#### [Task statement]
Write out the whole listing again, exactly.

(Collected data entries)
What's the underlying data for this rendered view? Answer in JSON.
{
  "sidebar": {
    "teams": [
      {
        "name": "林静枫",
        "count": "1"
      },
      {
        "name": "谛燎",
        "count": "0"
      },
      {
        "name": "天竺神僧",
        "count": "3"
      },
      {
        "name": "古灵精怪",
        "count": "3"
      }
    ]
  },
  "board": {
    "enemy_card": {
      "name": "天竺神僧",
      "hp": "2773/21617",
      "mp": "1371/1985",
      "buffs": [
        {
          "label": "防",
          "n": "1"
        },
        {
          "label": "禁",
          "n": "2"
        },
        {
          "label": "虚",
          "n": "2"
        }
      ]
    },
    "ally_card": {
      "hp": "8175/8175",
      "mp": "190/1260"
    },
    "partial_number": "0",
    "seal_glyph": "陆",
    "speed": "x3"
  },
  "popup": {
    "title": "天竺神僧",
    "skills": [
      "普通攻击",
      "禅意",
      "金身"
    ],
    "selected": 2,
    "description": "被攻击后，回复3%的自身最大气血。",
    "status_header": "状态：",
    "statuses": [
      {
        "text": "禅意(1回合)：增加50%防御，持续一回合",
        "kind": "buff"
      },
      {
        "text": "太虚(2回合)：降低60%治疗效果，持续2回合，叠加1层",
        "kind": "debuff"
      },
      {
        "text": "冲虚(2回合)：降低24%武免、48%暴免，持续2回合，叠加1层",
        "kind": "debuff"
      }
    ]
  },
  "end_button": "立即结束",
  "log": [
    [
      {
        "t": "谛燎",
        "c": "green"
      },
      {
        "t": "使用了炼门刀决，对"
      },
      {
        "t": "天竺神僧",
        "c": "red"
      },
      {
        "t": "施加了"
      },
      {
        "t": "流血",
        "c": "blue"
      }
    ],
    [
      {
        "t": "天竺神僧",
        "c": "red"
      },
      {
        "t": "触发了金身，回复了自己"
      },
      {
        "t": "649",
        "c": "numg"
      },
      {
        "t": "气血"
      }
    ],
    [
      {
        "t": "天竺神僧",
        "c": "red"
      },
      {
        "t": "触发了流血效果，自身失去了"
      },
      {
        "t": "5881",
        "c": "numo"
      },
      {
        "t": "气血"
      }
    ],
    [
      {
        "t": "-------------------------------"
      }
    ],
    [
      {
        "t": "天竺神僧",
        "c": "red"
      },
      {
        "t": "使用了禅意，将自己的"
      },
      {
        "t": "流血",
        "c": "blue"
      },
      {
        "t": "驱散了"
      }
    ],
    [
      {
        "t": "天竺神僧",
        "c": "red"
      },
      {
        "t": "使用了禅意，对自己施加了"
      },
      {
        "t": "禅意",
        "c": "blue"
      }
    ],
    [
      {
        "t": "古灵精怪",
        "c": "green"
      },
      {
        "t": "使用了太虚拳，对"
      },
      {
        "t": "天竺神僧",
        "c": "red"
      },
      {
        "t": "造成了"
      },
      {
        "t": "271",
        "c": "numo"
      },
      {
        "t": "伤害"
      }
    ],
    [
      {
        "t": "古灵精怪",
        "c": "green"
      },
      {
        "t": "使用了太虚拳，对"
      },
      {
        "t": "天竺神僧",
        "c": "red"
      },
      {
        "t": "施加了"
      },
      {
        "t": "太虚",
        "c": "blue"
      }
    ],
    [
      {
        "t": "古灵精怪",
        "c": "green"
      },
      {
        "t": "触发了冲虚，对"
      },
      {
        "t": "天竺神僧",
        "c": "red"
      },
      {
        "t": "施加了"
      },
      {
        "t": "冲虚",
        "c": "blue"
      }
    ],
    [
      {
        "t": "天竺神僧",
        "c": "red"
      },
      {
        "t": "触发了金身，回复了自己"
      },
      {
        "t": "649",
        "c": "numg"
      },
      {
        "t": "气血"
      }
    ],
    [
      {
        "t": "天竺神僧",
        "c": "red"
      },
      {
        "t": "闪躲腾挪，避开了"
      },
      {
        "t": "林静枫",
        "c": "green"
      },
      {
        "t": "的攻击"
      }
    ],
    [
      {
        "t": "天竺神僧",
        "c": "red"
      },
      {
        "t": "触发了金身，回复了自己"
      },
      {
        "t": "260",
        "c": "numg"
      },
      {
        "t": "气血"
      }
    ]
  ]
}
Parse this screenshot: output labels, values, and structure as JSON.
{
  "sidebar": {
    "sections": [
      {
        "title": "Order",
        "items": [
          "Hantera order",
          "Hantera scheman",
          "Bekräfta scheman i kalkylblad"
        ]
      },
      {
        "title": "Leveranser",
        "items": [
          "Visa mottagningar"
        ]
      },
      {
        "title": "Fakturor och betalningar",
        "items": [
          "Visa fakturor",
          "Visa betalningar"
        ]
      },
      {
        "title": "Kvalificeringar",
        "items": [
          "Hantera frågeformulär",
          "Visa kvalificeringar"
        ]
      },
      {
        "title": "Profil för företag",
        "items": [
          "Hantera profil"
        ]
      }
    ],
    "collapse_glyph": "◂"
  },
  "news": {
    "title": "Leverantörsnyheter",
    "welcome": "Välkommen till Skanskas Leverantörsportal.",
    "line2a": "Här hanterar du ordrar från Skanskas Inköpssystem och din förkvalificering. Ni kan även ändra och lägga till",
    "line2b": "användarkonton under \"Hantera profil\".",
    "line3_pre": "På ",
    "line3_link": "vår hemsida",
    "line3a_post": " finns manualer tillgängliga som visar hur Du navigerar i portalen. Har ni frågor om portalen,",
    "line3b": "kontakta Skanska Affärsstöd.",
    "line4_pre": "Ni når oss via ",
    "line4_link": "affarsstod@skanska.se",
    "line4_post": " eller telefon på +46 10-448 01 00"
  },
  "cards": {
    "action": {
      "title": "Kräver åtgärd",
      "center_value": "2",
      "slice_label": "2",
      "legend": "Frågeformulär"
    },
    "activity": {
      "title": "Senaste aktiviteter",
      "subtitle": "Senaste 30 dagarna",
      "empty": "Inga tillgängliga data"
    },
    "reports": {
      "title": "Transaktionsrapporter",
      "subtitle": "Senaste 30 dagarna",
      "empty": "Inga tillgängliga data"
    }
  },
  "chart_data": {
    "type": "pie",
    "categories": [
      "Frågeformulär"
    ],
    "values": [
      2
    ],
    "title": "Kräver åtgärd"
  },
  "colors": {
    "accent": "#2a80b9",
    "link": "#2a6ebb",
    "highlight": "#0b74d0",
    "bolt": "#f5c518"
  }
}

#### [Solution]
What's the underlying data for this rendered view? Answer in JSON.
{
  "sidebar": {
    "teams": [
      {
        "name": "林静枫",
        "count": "1"
      },
      {
        "name": "谛燎",
        "count": "0"
      },
      {
        "name": "天竺神僧",
        "count": "3"
      },
      {
        "name": "古灵精怪",
        "count": "3"
      }
    ]
  },
  "board": {
    "enemy_card": {
      "name": "天竺神僧",
      "hp": "2773/21617",
      "mp": "1371/1985",
      "buffs": [
        {
          "label": "防",
          "n": "1"
        },
        {
          "label": "禁",
          "n": "2"
        },
        {
          "label": "虚",
          "n": "2"
        }
      ]
    },
    "ally_card": {
      "hp": "8175/8175",
      "mp": "190/1260"
    },
    "partial_number": "0",
    "seal_glyph": "陆",
    "speed": "x3"
  },
  "popup": {
    "title": "天竺神僧",
    "skills": [
      "普通攻击",
      "禅意",
      "金身"
    ],
    "selected": 2,
    "description": "被攻击后，回复3%的自身最大气血。",
    "status_header": "状态：",
    "statuses": [
      {
        "text": "禅意(1回合)：增加50%防御，持续一回合",
        "kind": "buff"
      },
      {
        "text": "太虚(2回合)：降低60%治疗效果，持续2回合，叠加1层",
        "kind": "debuff"
      },
      {
        "text": "冲虚(2回合)：降低24%武免、48%暴免，持续2回合，叠加1层",
        "kind": "debuff"
      }
    ]
  },
  "end_button": "立即结束",
  "log": [
    [
      {
        "t": "谛燎",
        "c": "green"
      },
      {
        "t": "使用了炼门刀决，对"
      },
      {
        "t": "天竺神僧",
        "c": "red"
      },
      {
        "t": "施加了"
      },
      {
        "t": "流血",
        "c": "blue"
      }
    ],
    [
      {
        "t": "天竺神僧",
        "c": "red"
      },
      {
        "t": "触发了金身，回复了自己"
      },
      {
        "t": "649",
        "c": "numg"
      },
      {
        "t": "气血"
      }
    ],
    [
      {
        "t": "天竺神僧",
        "c": "red"
      },
      {
        "t": "触发了流血效果，自身失去了"
      },
      {
        "t": "5881",
        "c": "numo"
      },
      {
        "t": "气血"
      }
    ],
    [
      {
        "t": "-------------------------------"
      }
    ],
    [
      {
        "t": "天竺神僧",
        "c": "red"
      },
      {
        "t": "使用了禅意，将自己的"
      },
      {
        "t": "流血",
        "c": "blue"
      },
      {
        "t": "驱散了"
      }
    ],
    [
      {
        "t": "天竺神僧",
        "c": "red"
      },
      {
        "t": "使用了禅意，对自己施加了"
      },
      {
        "t": "禅意",
        "c": "blue"
      }
    ],
    [
      {
        "t": "古灵精怪",
        "c": "green"
      },
      {
        "t": "使用了太虚拳，对"
      },
      {
        "t": "天竺神僧",
        "c": "red"
      },
      {
        "t": "造成了"
      },
      {
        "t": "271",
        "c": "numo"
      },
      {
        "t": "伤害"
      }
    ],
    [
      {
        "t": "古灵精怪",
        "c": "green"
      },
      {
        "t": "使用了太虚拳，对"
      },
      {
        "t": "天竺神僧",
        "c": "red"
      },
      {
        "t": "施加了"
      },
      {
        "t": "太虚",
        "c": "blue"
      }
    ],
    [
      {
        "t": "古灵精怪",
        "c": "green"
      },
      {
        "t": "触发了冲虚，对"
      },
      {
        "t": "天竺神僧",
        "c": "red"
      },
      {
        "t": "施加了"
      },
      {
        "t": "冲虚",
        "c": "blue"
      }
    ],
    [
      {
        "t": "天竺神僧",
        "c": "red"
      },
      {
        "t": "触发了金身，回复了自己"
      },
      {
        "t": "649",
        "c": "numg"
      },
      {
        "t": "气血"
      }
    ],
    [
      {
        "t": "天竺神僧",
        "c": "red"
      },
      {
        "t": "闪躲腾挪，避开了"
      },
      {
        "t": "林静枫",
        "c": "green"
      },
      {
        "t": "的攻击"
      }
    ],
    [
      {
        "t": "天竺神僧",
        "c": "red"
      },
      {
        "t": "触发了金身，回复了自己"
      },
      {
        "t": "260",
        "c": "numg"
      },
      {
        "t": "气血"
      }
    ]
  ]
}
Parse this screenshot: output labels, values, and structure as JSON.
{
  "sidebar": {
    "sections": [
      {
        "title": "Order",
        "items": [
          "Hantera order",
          "Hantera scheman",
          "Bekräfta scheman i kalkylblad"
        ]
      },
      {
        "title": "Leveranser",
        "items": [
          "Visa mottagningar"
        ]
      },
      {
        "title": "Fakturor och betalningar",
        "items": [
          "Visa fakturor",
          "Visa betalningar"
        ]
      },
      {
        "title": "Kvalificeringar",
        "items": [
          "Hantera frågeformulär",
          "Visa kvalificeringar"
        ]
      },
      {
        "title": "Profil för företag",
        "items": [
          "Hantera profil"
        ]
      }
    ],
    "collapse_glyph": "◂"
  },
  "news": {
    "title": "Leverantörsnyheter",
    "welcome": "Välkommen till Skanskas Leverantörsportal.",
    "line2a": "Här hanterar du ordrar från Skanskas Inköpssystem och din förkvalificering. Ni kan även ändra och lägga till",
    "line2b": "användarkonton under \"Hantera profil\".",
    "line3_pre": "På ",
    "line3_link": "vår hemsida",
    "line3a_post": " finns manualer tillgängliga som visar hur Du navigerar i portalen. Har ni frågor om portalen,",
    "line3b": "kontakta Skanska Affärsstöd.",
    "line4_pre": "Ni når oss via ",
    "line4_link": "affarsstod@skanska.se",
    "line4_post": " eller telefon på +46 10-448 01 00"
  },
  "cards": {
    "action": {
      "title": "Kräver åtgärd",
      "center_value": "2",
      "slice_label": "2",
      "legend": "Frågeformulär"
    },
    "activity": {
      "title": "Senaste aktiviteter",
      "subtitle": "Senaste 30 dagarna",
      "empty": "Inga tillgängliga data"
    },
    "reports": {
      "title": "Transaktionsrapporter",
      "subtitle": "Senaste 30 dagarna",
      "empty": "Inga tillgängliga data"
    }
  },
  "chart_data": {
    "type": "pie",
    "categories": [
      "Frågeformulär"
    ],
    "values": [
      2
    ],
    "title": "Kräver åtgärd"
  },
  "colors": {
    "accent": "#2a80b9",
    "link": "#2a6ebb",
    "highlight": "#0b74d0",
    "bolt": "#f5c518"
  }
}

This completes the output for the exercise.